[Saved data entries]
☆ ☆ ☆ ☆
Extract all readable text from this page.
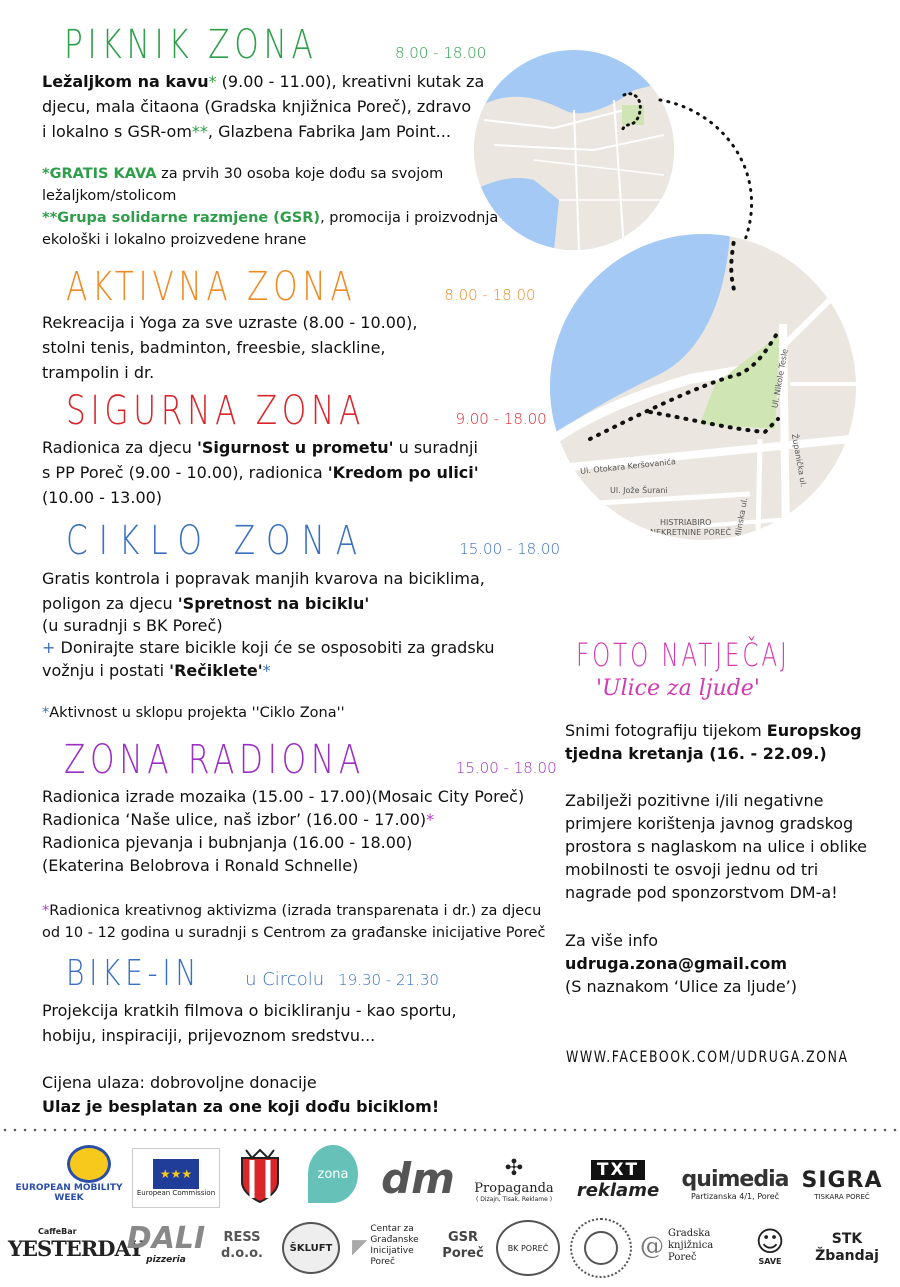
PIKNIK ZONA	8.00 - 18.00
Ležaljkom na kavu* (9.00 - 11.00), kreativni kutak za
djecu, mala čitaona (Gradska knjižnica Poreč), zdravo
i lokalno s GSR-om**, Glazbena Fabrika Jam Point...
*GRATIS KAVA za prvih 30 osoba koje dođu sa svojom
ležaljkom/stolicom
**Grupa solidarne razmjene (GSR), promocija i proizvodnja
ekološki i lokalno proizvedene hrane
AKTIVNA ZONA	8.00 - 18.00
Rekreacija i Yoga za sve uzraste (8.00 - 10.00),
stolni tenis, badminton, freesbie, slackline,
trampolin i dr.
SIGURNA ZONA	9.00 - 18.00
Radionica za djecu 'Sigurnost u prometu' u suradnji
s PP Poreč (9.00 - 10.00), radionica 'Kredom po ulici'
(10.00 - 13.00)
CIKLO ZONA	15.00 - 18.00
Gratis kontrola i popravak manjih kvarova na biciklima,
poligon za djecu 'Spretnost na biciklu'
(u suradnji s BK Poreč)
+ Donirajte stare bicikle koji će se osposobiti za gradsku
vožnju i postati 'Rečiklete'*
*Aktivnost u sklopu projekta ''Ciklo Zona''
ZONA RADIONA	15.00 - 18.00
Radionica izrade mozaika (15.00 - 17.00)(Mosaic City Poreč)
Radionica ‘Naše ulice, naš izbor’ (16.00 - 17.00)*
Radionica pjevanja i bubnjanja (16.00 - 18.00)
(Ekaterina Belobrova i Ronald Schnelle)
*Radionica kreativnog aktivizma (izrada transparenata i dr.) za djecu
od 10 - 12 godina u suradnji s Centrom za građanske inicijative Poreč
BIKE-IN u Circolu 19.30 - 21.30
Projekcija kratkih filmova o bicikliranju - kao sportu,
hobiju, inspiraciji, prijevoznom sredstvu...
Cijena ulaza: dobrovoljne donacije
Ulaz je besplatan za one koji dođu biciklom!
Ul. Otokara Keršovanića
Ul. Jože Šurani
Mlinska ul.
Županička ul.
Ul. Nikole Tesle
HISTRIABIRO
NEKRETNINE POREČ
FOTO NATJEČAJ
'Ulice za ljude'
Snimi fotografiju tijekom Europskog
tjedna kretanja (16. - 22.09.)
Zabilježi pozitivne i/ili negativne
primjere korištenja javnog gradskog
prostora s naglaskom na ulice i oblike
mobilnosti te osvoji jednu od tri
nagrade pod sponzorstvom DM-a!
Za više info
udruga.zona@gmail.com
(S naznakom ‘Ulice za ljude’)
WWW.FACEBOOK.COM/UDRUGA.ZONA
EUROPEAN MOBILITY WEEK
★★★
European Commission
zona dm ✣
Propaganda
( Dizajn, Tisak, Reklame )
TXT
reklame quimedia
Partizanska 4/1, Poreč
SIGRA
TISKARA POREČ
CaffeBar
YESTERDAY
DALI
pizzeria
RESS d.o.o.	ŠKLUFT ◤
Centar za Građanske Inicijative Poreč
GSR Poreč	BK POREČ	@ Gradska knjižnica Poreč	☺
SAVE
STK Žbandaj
☆ ☆ ☆ ☆
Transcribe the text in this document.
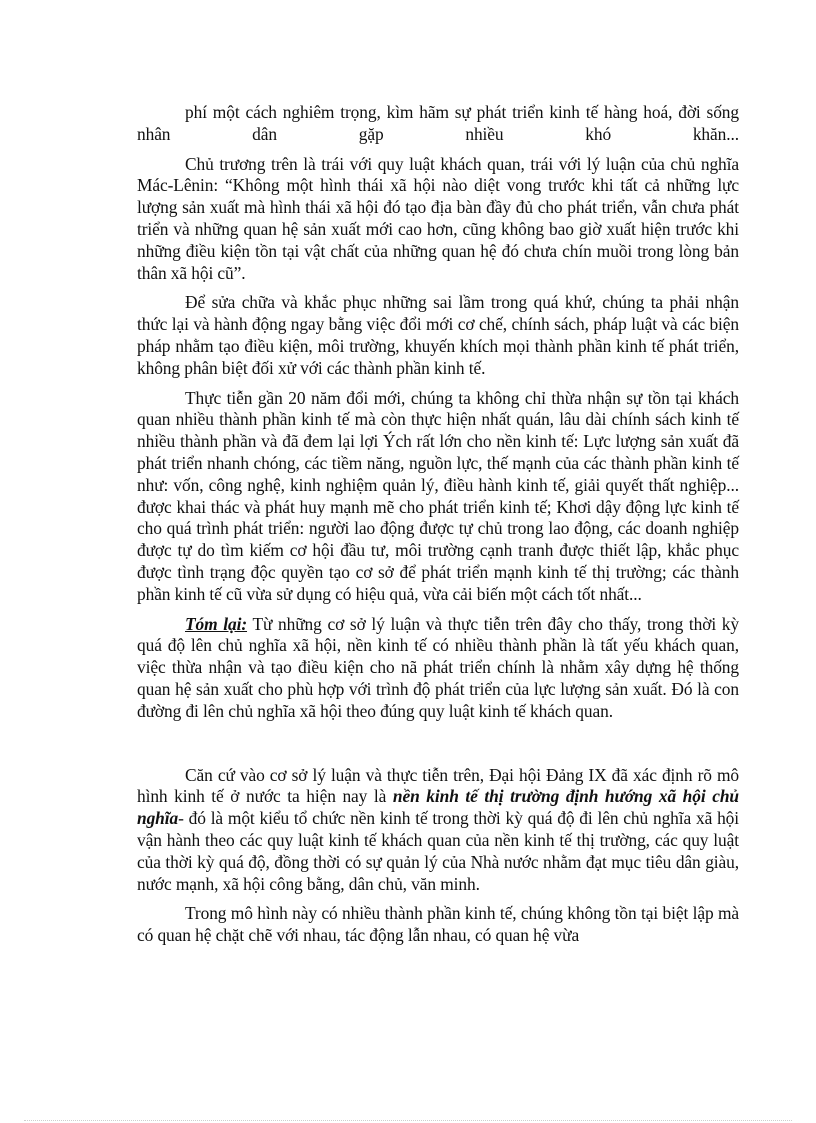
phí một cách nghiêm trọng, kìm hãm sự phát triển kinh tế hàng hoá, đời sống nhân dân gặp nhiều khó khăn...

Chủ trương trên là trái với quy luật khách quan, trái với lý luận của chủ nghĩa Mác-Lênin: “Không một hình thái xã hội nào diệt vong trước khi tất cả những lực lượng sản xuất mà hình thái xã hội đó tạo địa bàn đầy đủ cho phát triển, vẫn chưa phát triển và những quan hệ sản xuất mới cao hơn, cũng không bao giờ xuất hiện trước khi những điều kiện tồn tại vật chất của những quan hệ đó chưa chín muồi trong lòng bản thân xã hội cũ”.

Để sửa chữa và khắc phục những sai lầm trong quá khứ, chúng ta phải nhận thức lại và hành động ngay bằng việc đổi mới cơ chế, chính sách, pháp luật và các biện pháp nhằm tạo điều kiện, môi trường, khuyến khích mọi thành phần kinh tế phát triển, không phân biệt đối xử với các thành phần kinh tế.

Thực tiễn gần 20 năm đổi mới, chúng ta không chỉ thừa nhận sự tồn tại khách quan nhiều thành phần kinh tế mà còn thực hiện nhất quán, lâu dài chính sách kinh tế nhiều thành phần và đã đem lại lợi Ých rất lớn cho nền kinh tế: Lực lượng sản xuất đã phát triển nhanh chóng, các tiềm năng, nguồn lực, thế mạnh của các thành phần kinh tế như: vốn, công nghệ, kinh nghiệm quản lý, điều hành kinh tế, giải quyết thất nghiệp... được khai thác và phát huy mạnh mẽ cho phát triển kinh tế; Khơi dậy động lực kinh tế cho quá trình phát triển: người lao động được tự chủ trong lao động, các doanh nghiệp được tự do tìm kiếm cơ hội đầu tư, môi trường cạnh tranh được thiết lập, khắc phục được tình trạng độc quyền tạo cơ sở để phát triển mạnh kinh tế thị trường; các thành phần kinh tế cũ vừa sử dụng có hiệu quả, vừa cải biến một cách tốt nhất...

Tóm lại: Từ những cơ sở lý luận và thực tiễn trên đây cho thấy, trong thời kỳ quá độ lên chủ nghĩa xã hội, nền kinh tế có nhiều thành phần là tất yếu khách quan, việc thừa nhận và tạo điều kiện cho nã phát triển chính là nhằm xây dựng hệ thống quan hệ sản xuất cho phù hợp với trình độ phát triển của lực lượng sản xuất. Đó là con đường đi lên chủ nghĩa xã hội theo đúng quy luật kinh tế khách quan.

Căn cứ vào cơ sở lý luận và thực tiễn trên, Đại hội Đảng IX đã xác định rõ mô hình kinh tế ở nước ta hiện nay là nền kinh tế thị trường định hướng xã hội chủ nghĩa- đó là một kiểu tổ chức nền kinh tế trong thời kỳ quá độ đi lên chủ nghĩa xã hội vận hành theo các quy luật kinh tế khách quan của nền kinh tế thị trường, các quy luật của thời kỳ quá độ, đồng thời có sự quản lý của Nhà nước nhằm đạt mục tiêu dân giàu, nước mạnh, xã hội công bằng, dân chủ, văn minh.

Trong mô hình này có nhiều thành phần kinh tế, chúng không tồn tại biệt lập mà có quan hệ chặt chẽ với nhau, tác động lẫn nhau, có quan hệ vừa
☆ ☆ ☆ ☆
- [The problem] Identify each line containing the string "knjižnica" and copy it out.

- [Problem solution]
djecu, mala čitaona (Gradska knjižnica Poreč), zdravo
GSR Poreč	BK POREČ	@ Gradska knjižnica Poreč	☺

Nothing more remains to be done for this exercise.